*Görev ayrıntıları*: Metindeki "Kitapseverlerin hayatlarındaki" diye başlayan paragrafı, ana bilgilerini koruyarak daha kısa olacak şekilde yeniden yazın.

Bir doğum günü armağanı

"Yazarları tarafımdan imzalanmış pek çok kitabım var. Ama en değer verdiğim üç kitap, babamın imzaladıklarıdır: Küçük Prens, 72. Koğuş ve Cemile."

cumhuriyet.com.tr

Kitapseverlerin hayatlarındaki en önemli olay, sevdiği bir yazara kitabını imzalatmaktır. Zaman zaman hayalinizde canlandırdığınız yazar, gerçekte düşündüğünüz gibi çıkmasa da veya gördüğünüz davranışlarıyla hayal kırıklığına uğrasanız da, o kitabın sizin adınıza imzalanması her şeye değerdir. O imzanın üstüne titrersiniz.

Kütüphanemde yazarları tarafından imzalanmış pek çok kitabım bulunuyor. Ama en değer verdiğim üç kitabım, 13 yaşında kaybettiğim babamdan kalan imzalı yapıtlardır, onlar yüreğimde bir sevgi yumağı olarak daima saklanıp durmaktadır.

*Çıkarılan öğeler*:
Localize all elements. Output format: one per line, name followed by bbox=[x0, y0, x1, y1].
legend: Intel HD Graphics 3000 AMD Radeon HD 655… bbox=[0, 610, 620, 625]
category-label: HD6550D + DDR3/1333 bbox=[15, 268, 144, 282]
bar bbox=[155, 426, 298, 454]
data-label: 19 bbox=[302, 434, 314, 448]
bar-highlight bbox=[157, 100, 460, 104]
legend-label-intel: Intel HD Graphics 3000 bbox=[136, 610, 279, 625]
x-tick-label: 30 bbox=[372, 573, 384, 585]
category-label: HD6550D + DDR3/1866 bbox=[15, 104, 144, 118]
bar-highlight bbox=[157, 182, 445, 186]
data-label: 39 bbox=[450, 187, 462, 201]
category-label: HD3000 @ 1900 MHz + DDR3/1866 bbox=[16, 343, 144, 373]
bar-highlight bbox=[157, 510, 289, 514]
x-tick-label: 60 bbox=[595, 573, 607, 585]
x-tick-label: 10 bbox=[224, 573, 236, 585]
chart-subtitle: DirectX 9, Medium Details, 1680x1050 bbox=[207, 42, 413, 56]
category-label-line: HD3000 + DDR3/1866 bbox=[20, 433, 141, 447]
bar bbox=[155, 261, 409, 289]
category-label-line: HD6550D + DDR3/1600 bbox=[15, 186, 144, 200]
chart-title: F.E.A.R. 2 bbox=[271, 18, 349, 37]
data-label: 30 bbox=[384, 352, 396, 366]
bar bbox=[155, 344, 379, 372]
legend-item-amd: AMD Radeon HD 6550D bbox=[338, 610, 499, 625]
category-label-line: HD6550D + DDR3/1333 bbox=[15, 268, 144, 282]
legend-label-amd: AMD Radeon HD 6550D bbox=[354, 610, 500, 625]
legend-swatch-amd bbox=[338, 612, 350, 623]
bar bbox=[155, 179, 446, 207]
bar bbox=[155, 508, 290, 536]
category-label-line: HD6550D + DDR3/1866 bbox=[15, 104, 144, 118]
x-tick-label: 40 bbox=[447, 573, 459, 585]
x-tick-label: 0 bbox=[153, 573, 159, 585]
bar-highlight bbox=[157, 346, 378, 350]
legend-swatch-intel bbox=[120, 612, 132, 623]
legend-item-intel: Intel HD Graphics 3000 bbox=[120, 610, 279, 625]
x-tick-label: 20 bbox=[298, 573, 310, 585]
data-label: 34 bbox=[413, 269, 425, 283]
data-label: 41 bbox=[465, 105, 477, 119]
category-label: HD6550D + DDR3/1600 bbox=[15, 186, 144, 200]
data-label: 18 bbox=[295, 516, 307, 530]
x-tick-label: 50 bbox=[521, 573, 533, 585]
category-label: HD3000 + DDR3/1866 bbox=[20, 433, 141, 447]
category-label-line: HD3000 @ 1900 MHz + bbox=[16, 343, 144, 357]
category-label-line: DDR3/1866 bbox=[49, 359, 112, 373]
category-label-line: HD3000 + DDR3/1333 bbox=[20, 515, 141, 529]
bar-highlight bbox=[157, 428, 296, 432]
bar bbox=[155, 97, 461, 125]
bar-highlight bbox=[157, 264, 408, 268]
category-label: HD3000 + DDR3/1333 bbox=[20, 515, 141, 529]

*Alıştırma çıktısı*: Kitapseverler için en önemli olay, sevdikleri bir yazara kitabını imzalatmaktır. Yazar hayal edildiği gibi çıkmasa ya da davranışlarıyla hayal kırıklığı yaratsa bile, kitabın kişinin adına imzalanması her şeye değer ve o imza titizlikle korunur.